Dataset entries on figures
◆ ◆ ◆ ◆ ◆
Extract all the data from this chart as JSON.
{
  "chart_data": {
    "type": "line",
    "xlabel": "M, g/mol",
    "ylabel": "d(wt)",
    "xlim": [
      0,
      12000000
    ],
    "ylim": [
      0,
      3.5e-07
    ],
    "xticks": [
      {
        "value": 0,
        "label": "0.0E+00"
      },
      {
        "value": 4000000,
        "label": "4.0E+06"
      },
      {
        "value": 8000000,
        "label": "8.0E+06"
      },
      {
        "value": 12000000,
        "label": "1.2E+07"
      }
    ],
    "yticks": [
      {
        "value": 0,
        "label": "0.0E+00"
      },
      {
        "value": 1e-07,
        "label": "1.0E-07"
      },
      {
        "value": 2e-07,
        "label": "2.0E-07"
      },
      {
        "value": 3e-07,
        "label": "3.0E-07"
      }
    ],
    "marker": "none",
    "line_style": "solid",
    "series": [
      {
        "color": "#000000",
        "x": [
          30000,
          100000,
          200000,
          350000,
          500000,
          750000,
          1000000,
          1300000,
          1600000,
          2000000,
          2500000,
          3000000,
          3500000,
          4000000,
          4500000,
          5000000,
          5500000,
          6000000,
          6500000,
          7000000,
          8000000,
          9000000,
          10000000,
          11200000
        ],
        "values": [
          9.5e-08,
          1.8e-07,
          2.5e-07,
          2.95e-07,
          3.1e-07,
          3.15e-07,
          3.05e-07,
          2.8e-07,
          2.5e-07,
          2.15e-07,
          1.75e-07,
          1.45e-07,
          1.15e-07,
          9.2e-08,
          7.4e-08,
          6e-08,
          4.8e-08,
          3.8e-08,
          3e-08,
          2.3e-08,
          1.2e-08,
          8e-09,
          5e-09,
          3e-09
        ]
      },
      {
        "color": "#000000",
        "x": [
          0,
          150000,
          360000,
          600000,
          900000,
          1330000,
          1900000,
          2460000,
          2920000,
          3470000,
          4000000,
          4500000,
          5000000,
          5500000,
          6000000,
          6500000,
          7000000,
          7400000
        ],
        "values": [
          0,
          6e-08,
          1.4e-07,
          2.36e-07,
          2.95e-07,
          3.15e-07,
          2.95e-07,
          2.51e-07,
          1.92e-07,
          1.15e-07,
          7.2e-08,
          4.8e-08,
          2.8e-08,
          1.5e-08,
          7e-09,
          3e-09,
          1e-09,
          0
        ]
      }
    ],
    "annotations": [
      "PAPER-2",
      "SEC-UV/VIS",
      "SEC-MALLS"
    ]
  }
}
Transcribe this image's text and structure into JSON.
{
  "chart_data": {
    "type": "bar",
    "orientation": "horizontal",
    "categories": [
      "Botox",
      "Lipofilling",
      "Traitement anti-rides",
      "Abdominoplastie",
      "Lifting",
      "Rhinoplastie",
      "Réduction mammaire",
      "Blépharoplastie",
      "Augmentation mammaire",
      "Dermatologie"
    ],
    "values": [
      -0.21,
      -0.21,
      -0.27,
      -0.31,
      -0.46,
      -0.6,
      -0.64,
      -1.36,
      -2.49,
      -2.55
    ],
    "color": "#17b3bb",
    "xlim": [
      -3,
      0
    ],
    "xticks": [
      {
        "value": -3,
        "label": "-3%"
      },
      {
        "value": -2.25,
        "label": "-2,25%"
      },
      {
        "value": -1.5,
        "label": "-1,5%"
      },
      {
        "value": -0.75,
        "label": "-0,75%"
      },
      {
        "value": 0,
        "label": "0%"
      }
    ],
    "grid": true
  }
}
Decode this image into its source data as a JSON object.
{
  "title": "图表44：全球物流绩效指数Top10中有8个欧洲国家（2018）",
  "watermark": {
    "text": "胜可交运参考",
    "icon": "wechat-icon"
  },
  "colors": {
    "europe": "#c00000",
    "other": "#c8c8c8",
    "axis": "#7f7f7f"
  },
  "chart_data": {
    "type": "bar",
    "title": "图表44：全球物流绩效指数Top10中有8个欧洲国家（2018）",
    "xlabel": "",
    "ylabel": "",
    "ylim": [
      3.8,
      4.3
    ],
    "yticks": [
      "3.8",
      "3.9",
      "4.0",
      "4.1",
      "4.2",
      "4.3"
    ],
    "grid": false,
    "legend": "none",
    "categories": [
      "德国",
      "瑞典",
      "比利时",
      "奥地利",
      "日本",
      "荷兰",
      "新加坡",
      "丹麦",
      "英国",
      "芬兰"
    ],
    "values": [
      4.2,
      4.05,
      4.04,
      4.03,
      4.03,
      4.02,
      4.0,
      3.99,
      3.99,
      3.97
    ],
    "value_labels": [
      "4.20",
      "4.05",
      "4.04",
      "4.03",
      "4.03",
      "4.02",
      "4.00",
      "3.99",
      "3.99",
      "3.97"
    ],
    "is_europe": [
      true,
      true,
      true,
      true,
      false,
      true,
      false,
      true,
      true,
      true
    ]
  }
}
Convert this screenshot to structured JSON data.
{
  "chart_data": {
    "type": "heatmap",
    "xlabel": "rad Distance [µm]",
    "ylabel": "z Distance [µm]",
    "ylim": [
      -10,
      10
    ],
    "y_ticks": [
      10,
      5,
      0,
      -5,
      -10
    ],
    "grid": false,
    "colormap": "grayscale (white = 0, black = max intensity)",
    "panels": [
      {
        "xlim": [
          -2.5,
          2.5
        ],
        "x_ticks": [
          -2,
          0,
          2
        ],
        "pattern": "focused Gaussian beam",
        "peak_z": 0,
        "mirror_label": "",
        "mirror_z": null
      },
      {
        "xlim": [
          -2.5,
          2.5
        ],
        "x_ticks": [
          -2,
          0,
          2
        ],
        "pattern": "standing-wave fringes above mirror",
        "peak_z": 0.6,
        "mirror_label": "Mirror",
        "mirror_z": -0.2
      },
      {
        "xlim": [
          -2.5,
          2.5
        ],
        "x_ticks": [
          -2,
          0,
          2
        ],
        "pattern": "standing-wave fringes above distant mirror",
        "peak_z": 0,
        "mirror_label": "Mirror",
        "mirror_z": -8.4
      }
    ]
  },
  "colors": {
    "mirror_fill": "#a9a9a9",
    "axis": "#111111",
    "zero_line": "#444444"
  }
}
◆ ◆ ◆ ◆ ◆
* **Direction**
Using the material above, print every entry exactly as written.

* **The response**
Extract all the data from this chart as JSON.
{
  "chart_data": {
    "type": "line",
    "xlabel": "M, g/mol",
    "ylabel": "d(wt)",
    "xlim": [
      0,
      12000000
    ],
    "ylim": [
      0,
      3.5e-07
    ],
    "xticks": [
      {
        "value": 0,
        "label": "0.0E+00"
      },
      {
        "value": 4000000,
        "label": "4.0E+06"
      },
      {
        "value": 8000000,
        "label": "8.0E+06"
      },
      {
        "value": 12000000,
        "label": "1.2E+07"
      }
    ],
    "yticks": [
      {
        "value": 0,
        "label": "0.0E+00"
      },
      {
        "value": 1e-07,
        "label": "1.0E-07"
      },
      {
        "value": 2e-07,
        "label": "2.0E-07"
      },
      {
        "value": 3e-07,
        "label": "3.0E-07"
      }
    ],
    "marker": "none",
    "line_style": "solid",
    "series": [
      {
        "color": "#000000",
        "x": [
          30000,
          100000,
          200000,
          350000,
          500000,
          750000,
          1000000,
          1300000,
          1600000,
          2000000,
          2500000,
          3000000,
          3500000,
          4000000,
          4500000,
          5000000,
          5500000,
          6000000,
          6500000,
          7000000,
          8000000,
          9000000,
          10000000,
          11200000
        ],
        "values": [
          9.5e-08,
          1.8e-07,
          2.5e-07,
          2.95e-07,
          3.1e-07,
          3.15e-07,
          3.05e-07,
          2.8e-07,
          2.5e-07,
          2.15e-07,
          1.75e-07,
          1.45e-07,
          1.15e-07,
          9.2e-08,
          7.4e-08,
          6e-08,
          4.8e-08,
          3.8e-08,
          3e-08,
          2.3e-08,
          1.2e-08,
          8e-09,
          5e-09,
          3e-09
        ]
      },
      {
        "color": "#000000",
        "x": [
          0,
          150000,
          360000,
          600000,
          900000,
          1330000,
          1900000,
          2460000,
          2920000,
          3470000,
          4000000,
          4500000,
          5000000,
          5500000,
          6000000,
          6500000,
          7000000,
          7400000
        ],
        "values": [
          0,
          6e-08,
          1.4e-07,
          2.36e-07,
          2.95e-07,
          3.15e-07,
          2.95e-07,
          2.51e-07,
          1.92e-07,
          1.15e-07,
          7.2e-08,
          4.8e-08,
          2.8e-08,
          1.5e-08,
          7e-09,
          3e-09,
          1e-09,
          0
        ]
      }
    ],
    "annotations": [
      "PAPER-2",
      "SEC-UV/VIS",
      "SEC-MALLS"
    ]
  }
}
Transcribe this image's text and structure into JSON.
{
  "chart_data": {
    "type": "bar",
    "orientation": "horizontal",
    "categories": [
      "Botox",
      "Lipofilling",
      "Traitement anti-rides",
      "Abdominoplastie",
      "Lifting",
      "Rhinoplastie",
      "Réduction mammaire",
      "Blépharoplastie",
      "Augmentation mammaire",
      "Dermatologie"
    ],
    "values": [
      -0.21,
      -0.21,
      -0.27,
      -0.31,
      -0.46,
      -0.6,
      -0.64,
      -1.36,
      -2.49,
      -2.55
    ],
    "color": "#17b3bb",
    "xlim": [
      -3,
      0
    ],
    "xticks": [
      {
        "value": -3,
        "label": "-3%"
      },
      {
        "value": -2.25,
        "label": "-2,25%"
      },
      {
        "value": -1.5,
        "label": "-1,5%"
      },
      {
        "value": -0.75,
        "label": "-0,75%"
      },
      {
        "value": 0,
        "label": "0%"
      }
    ],
    "grid": true
  }
}
Decode this image into its source data as a JSON object.
{
  "title": "图表44：全球物流绩效指数Top10中有8个欧洲国家（2018）",
  "watermark": {
    "text": "胜可交运参考",
    "icon": "wechat-icon"
  },
  "colors": {
    "europe": "#c00000",
    "other": "#c8c8c8",
    "axis": "#7f7f7f"
  },
  "chart_data": {
    "type": "bar",
    "title": "图表44：全球物流绩效指数Top10中有8个欧洲国家（2018）",
    "xlabel": "",
    "ylabel": "",
    "ylim": [
      3.8,
      4.3
    ],
    "yticks": [
      "3.8",
      "3.9",
      "4.0",
      "4.1",
      "4.2",
      "4.3"
    ],
    "grid": false,
    "legend": "none",
    "categories": [
      "德国",
      "瑞典",
      "比利时",
      "奥地利",
      "日本",
      "荷兰",
      "新加坡",
      "丹麦",
      "英国",
      "芬兰"
    ],
    "values": [
      4.2,
      4.05,
      4.04,
      4.03,
      4.03,
      4.02,
      4.0,
      3.99,
      3.99,
      3.97
    ],
    "value_labels": [
      "4.20",
      "4.05",
      "4.04",
      "4.03",
      "4.03",
      "4.02",
      "4.00",
      "3.99",
      "3.99",
      "3.97"
    ],
    "is_europe": [
      true,
      true,
      true,
      true,
      false,
      true,
      false,
      true,
      true,
      true
    ]
  }
}
Convert this screenshot to structured JSON data.
{
  "chart_data": {
    "type": "heatmap",
    "xlabel": "rad Distance [µm]",
    "ylabel": "z Distance [µm]",
    "ylim": [
      -10,
      10
    ],
    "y_ticks": [
      10,
      5,
      0,
      -5,
      -10
    ],
    "grid": false,
    "colormap": "grayscale (white = 0, black = max intensity)",
    "panels": [
      {
        "xlim": [
          -2.5,
          2.5
        ],
        "x_ticks": [
          -2,
          0,
          2
        ],
        "pattern": "focused Gaussian beam",
        "peak_z": 0,
        "mirror_label": "",
        "mirror_z": null
      },
      {
        "xlim": [
          -2.5,
          2.5
        ],
        "x_ticks": [
          -2,
          0,
          2
        ],
        "pattern": "standing-wave fringes above mirror",
        "peak_z": 0.6,
        "mirror_label": "Mirror",
        "mirror_z": -0.2
      },
      {
        "xlim": [
          -2.5,
          2.5
        ],
        "x_ticks": [
          -2,
          0,
          2
        ],
        "pattern": "standing-wave fringes above distant mirror",
        "peak_z": 0,
        "mirror_label": "Mirror",
        "mirror_z": -8.4
      }
    ]
  },
  "colors": {
    "mirror_fill": "#a9a9a9",
    "axis": "#111111",
    "zero_line": "#444444"
  }
}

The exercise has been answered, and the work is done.